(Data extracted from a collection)
-- Start --

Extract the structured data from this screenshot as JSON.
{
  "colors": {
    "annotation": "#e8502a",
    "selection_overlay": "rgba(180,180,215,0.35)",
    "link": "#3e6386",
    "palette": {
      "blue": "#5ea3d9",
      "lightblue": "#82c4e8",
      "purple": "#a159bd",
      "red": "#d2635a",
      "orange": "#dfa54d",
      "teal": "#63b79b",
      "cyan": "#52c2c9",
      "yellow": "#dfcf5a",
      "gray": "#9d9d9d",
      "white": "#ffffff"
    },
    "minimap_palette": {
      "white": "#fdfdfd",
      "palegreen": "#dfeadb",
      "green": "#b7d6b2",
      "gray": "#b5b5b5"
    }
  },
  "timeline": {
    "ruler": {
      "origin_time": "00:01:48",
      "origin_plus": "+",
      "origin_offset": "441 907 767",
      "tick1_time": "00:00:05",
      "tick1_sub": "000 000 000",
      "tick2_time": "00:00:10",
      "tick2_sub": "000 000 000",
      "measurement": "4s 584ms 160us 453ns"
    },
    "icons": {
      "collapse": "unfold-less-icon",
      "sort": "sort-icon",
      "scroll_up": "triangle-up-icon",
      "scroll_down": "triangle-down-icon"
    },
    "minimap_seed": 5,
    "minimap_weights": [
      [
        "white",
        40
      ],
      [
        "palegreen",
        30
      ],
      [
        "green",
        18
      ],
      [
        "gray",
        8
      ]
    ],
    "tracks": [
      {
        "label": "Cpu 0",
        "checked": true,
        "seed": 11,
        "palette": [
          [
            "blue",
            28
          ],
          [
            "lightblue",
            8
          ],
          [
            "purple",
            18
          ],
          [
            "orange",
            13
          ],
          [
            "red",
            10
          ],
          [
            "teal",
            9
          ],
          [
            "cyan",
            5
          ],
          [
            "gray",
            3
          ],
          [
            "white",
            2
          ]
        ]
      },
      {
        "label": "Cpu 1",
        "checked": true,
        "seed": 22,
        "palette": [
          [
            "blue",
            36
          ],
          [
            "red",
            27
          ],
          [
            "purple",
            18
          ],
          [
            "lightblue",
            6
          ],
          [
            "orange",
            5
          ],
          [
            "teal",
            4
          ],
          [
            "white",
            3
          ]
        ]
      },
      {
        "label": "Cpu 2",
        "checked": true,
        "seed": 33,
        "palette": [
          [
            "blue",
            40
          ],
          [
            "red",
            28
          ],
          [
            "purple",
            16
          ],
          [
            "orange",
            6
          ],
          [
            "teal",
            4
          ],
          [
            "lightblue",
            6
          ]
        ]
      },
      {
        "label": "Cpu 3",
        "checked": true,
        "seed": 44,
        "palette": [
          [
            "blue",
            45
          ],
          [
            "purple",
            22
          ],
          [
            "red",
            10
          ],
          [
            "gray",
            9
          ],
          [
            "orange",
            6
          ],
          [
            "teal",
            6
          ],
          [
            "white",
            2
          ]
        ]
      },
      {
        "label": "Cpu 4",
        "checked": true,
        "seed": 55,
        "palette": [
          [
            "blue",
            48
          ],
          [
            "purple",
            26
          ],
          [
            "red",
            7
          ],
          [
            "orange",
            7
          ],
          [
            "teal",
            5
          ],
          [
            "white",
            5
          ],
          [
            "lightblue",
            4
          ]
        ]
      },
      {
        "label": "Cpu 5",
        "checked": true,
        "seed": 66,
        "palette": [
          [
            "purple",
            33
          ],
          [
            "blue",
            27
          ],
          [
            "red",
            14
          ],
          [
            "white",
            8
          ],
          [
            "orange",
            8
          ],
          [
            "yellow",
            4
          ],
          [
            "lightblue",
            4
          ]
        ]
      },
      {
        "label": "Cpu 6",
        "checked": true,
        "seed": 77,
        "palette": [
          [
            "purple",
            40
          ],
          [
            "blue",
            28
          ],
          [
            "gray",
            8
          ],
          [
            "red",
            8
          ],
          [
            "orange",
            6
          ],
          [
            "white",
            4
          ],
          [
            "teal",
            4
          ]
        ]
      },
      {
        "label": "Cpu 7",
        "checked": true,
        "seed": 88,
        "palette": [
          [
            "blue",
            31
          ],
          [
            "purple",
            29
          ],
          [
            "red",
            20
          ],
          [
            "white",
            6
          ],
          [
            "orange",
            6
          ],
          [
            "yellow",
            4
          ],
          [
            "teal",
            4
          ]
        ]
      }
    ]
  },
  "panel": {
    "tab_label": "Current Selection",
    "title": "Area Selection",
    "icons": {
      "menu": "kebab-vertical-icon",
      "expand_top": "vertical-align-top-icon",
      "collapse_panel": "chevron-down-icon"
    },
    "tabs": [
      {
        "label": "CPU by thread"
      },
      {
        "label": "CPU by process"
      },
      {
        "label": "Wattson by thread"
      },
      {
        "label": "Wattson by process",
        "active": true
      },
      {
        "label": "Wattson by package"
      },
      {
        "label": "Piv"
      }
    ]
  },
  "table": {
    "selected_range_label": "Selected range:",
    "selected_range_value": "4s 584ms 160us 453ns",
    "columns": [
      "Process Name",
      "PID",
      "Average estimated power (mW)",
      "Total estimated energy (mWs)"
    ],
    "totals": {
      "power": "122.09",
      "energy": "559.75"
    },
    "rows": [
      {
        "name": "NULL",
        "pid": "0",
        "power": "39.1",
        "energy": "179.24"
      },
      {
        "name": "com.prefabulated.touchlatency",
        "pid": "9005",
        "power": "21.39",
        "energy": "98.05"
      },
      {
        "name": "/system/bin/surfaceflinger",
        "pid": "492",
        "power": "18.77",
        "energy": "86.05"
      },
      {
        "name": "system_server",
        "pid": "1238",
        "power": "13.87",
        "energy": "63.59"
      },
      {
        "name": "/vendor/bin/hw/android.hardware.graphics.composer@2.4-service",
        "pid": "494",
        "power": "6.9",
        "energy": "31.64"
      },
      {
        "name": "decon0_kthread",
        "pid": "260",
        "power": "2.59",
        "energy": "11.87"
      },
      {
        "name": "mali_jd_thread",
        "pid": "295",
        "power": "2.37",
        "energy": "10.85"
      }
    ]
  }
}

-- End --

• STATED EXERCISE:
Give the number of lines in the entries that hold the word "power", and nothing else.

• FULL RESPONSE:
9